## begin Record excerpts

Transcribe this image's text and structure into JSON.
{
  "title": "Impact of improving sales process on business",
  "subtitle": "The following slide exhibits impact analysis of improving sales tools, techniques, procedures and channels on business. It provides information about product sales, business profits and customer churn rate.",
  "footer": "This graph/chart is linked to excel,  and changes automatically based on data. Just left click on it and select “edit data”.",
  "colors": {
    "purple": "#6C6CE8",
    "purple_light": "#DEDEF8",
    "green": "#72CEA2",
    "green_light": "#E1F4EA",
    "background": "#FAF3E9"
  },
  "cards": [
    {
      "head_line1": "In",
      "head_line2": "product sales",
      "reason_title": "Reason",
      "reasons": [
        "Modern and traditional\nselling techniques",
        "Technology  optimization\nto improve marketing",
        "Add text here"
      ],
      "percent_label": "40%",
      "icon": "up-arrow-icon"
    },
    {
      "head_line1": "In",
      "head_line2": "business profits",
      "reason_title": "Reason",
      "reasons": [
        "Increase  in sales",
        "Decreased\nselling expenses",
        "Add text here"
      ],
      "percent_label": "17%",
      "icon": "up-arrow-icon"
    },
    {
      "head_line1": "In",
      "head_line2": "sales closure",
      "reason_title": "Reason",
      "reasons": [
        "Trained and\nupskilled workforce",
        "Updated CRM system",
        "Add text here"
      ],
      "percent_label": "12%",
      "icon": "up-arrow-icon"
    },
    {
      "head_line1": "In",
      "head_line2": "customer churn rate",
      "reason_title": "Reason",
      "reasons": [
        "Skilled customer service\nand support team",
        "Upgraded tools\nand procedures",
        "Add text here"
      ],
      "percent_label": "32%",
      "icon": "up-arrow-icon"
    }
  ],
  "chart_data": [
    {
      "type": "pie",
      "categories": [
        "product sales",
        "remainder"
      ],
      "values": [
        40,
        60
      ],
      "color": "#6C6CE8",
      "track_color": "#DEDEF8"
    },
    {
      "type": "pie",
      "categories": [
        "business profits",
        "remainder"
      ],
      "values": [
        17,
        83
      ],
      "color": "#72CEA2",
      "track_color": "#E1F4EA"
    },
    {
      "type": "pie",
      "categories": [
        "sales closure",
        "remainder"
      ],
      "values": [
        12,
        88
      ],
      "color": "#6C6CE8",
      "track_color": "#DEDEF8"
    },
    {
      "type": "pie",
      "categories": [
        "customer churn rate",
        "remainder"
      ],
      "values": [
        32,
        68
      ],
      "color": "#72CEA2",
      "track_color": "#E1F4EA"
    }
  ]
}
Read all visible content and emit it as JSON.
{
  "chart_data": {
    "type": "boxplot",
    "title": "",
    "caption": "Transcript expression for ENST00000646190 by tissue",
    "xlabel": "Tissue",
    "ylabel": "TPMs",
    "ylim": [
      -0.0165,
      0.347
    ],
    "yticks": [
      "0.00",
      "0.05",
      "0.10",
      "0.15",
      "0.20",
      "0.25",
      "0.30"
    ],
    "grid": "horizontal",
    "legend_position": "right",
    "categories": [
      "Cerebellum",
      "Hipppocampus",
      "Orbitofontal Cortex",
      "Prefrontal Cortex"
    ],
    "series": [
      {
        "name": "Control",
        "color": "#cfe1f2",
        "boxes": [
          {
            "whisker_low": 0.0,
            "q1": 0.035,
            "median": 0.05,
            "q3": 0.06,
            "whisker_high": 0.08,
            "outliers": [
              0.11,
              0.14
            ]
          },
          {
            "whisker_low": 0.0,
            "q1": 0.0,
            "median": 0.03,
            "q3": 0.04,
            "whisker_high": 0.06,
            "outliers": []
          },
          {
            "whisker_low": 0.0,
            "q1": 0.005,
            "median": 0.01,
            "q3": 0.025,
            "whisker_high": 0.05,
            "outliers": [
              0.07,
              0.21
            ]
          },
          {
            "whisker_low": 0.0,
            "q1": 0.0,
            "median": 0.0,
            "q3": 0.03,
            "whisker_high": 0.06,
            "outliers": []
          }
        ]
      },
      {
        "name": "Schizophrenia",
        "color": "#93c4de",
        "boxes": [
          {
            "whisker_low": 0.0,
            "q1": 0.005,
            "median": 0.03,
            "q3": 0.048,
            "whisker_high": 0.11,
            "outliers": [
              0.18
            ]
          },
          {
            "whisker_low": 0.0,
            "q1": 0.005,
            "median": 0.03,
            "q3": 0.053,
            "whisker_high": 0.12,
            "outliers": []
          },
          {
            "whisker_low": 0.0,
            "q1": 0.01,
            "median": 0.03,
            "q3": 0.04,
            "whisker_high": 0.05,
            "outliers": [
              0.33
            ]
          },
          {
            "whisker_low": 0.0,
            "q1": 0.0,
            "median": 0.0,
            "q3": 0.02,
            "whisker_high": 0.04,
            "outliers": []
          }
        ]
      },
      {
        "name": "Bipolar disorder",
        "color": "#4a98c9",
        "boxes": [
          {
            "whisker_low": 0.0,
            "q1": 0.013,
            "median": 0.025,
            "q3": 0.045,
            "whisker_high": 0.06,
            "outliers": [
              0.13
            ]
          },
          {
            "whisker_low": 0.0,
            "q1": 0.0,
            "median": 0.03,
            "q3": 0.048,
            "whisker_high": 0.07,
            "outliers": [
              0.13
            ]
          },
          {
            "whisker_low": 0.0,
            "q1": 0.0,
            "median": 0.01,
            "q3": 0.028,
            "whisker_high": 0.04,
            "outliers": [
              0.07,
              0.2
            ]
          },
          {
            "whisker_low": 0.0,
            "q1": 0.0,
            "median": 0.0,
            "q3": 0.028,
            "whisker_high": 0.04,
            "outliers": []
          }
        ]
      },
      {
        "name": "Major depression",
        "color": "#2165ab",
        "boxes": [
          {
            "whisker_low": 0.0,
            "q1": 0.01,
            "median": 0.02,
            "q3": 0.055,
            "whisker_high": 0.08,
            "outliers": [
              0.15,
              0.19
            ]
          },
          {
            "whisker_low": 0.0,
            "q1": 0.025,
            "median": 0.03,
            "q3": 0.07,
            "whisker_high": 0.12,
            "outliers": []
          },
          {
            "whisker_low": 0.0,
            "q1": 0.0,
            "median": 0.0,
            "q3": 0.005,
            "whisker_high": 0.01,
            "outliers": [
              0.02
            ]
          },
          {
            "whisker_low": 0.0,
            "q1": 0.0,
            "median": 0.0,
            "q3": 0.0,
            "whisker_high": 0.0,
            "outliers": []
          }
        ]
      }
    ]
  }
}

## end Record excerpts

- [What the exercise asks]: Extract all lines containing the word "Cortex".

- [Written solution]:
      "Orbitofontal Cortex",
      "Prefrontal Cortex"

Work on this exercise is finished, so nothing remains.